Records provided
──────────

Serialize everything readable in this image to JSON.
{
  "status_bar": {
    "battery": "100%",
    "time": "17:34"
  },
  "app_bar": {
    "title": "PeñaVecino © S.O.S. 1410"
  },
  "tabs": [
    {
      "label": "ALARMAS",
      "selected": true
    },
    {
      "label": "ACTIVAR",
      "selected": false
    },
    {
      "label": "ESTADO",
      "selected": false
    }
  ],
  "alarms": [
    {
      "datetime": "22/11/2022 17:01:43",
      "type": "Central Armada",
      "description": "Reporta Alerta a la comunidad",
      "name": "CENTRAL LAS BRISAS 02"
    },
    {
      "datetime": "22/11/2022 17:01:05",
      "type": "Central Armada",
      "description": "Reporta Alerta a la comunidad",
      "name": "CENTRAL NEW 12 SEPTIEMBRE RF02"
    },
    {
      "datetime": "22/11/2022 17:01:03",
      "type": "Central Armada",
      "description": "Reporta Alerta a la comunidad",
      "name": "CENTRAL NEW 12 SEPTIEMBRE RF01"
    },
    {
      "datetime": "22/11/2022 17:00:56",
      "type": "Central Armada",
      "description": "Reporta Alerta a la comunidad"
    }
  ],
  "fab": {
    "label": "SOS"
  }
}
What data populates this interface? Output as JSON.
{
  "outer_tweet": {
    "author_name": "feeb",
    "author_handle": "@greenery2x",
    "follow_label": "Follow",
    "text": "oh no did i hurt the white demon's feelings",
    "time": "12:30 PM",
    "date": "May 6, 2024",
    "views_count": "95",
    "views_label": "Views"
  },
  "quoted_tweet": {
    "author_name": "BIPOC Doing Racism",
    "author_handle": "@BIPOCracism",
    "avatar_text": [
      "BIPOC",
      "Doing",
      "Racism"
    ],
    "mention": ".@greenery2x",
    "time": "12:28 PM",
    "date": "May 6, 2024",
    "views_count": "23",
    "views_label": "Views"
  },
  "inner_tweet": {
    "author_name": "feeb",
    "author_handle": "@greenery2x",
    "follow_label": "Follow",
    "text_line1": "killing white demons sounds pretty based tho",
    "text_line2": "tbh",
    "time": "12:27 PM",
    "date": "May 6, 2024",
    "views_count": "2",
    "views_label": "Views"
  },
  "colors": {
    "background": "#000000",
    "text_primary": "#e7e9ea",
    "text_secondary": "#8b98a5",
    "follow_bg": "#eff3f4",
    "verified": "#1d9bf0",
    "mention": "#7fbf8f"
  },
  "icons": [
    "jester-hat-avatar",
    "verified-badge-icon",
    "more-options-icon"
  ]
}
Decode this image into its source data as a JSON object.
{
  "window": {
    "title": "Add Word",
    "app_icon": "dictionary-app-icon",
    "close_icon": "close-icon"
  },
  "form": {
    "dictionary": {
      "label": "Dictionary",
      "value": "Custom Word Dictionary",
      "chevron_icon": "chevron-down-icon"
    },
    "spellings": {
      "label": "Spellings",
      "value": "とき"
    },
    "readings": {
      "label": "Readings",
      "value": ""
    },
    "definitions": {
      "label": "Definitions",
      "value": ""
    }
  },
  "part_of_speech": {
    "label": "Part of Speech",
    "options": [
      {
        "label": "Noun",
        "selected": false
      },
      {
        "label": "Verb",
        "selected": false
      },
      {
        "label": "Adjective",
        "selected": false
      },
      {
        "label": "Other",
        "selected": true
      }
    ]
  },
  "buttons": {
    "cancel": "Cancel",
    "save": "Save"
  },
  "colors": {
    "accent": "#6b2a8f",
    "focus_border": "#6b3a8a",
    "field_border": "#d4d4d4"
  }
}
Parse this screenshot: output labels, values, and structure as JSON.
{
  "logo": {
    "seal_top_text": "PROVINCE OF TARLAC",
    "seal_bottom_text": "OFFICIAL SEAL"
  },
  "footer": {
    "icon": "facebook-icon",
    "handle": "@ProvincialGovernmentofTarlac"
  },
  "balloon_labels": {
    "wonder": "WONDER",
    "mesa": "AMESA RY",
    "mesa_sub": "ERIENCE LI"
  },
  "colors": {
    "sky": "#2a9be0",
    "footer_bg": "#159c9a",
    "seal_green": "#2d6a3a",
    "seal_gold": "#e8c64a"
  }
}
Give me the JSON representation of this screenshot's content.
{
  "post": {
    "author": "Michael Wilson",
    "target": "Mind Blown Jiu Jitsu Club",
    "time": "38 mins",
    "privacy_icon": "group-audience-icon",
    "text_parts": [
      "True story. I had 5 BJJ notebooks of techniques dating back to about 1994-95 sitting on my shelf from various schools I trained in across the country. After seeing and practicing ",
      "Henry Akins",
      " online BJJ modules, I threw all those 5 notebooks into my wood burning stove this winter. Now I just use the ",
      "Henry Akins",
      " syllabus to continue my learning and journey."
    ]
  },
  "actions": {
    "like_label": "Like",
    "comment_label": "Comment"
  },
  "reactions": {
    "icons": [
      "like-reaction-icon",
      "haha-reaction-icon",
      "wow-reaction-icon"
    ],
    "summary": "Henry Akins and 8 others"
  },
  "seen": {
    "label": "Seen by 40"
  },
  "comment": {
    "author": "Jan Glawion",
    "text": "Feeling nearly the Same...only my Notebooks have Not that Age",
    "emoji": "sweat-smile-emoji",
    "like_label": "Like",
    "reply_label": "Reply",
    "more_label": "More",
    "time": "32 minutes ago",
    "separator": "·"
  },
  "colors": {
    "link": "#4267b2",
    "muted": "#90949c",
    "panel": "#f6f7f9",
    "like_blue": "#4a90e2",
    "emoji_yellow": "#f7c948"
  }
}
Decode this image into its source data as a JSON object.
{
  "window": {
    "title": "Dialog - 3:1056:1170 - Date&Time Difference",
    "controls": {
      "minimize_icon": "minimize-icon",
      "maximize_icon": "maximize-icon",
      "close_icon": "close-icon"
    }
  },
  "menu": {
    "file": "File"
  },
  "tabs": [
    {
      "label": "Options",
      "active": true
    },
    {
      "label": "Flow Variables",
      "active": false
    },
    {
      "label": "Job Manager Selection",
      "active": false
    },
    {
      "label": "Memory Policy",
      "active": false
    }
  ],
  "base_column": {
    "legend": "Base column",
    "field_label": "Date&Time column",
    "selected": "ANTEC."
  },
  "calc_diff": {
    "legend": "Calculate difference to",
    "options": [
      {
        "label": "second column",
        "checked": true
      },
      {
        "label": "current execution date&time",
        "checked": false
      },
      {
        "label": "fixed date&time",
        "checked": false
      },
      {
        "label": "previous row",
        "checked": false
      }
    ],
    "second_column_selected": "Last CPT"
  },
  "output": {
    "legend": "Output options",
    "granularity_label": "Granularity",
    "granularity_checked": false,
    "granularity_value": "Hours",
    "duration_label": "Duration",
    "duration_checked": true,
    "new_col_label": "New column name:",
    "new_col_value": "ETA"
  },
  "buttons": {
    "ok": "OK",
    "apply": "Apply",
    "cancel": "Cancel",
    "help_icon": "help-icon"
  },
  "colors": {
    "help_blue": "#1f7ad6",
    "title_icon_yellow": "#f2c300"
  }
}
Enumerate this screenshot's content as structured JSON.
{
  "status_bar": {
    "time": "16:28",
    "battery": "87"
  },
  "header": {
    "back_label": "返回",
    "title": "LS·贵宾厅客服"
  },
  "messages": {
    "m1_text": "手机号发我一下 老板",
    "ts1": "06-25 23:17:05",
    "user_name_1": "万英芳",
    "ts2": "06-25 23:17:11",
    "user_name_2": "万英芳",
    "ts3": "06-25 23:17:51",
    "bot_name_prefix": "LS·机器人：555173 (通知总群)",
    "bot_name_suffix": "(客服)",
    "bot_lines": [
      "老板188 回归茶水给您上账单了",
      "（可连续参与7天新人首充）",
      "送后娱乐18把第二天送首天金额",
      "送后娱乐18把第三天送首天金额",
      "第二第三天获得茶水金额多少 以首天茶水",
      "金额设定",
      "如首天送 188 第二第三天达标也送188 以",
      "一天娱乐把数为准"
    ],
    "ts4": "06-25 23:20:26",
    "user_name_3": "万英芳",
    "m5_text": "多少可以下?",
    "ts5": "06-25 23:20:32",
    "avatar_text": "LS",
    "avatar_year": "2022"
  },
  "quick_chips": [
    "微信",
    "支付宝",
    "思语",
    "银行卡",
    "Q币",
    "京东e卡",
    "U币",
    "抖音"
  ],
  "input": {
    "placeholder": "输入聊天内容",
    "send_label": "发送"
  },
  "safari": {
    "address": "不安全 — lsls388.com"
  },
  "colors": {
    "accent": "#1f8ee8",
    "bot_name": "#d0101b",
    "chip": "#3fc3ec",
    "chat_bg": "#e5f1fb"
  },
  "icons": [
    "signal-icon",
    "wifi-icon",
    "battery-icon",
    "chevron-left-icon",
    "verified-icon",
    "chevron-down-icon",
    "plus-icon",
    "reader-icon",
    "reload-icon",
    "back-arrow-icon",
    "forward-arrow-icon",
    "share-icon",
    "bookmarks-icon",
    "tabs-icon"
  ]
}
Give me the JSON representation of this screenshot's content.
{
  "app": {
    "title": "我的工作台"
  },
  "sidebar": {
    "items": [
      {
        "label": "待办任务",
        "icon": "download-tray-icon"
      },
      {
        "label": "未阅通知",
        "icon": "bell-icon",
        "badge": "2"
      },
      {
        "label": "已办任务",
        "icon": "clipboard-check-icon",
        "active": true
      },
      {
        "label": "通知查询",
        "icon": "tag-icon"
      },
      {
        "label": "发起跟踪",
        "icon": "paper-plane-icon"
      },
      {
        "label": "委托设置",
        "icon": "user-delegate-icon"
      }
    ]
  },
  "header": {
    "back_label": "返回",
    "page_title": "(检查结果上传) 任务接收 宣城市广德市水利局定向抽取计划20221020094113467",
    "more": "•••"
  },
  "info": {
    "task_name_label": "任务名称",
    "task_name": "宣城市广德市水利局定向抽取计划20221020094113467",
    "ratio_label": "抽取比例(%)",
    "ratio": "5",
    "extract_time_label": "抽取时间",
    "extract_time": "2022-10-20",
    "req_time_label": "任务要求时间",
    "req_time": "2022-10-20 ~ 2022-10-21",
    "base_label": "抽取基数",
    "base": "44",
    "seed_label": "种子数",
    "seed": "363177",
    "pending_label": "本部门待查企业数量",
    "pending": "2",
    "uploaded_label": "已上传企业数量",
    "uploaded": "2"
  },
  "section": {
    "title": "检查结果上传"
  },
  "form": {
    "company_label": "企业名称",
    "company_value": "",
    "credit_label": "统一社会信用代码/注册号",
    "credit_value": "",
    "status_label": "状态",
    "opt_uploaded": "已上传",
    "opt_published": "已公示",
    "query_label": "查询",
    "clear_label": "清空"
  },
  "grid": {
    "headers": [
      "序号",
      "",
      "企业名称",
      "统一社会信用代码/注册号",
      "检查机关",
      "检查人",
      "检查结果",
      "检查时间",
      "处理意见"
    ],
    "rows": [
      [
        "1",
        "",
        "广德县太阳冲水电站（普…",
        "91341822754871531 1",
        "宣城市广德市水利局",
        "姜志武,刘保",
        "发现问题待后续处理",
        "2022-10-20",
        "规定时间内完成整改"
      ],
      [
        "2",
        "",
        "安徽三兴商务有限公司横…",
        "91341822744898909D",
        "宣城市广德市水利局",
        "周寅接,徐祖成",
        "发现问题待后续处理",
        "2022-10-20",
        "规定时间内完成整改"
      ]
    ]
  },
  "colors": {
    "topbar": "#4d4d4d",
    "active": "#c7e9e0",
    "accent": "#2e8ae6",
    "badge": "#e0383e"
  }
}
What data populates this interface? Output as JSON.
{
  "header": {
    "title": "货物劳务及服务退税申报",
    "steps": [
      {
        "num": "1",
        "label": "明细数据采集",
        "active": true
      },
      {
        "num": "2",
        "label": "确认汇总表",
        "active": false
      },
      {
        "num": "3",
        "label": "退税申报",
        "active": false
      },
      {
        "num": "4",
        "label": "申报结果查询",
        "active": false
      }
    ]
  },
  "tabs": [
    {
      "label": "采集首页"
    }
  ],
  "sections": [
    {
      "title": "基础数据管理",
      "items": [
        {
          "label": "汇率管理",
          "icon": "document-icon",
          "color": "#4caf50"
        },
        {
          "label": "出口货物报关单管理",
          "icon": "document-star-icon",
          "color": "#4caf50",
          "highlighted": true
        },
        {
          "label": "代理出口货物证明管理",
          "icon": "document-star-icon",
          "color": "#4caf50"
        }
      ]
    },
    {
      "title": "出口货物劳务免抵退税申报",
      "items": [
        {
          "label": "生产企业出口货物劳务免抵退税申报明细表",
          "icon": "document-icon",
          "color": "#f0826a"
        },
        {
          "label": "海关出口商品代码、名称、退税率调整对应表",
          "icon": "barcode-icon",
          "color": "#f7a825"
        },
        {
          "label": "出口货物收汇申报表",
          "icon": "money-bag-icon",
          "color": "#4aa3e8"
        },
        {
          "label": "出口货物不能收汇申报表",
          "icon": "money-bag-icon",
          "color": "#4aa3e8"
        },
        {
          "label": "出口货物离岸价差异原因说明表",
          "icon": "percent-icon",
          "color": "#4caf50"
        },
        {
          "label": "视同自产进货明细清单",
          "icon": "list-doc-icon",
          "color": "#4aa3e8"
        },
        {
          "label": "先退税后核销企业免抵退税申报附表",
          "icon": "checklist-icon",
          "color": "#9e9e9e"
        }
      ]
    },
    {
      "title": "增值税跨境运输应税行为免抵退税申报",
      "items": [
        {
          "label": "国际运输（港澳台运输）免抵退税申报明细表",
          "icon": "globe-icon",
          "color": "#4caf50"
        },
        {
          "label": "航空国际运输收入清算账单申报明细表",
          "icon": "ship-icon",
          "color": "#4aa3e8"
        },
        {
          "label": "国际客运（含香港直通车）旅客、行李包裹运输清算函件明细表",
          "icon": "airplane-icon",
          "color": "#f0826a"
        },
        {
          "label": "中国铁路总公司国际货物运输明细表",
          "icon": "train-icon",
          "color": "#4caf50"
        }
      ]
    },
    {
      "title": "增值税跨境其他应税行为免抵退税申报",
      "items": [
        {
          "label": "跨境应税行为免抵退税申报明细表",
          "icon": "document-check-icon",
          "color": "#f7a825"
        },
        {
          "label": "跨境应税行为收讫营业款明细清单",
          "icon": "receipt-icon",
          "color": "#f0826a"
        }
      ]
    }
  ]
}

──────────

Copy each line that holds the word "close".

Answer for this exercise
    "close_icon": "close-icon"
      "close_icon": "close-icon"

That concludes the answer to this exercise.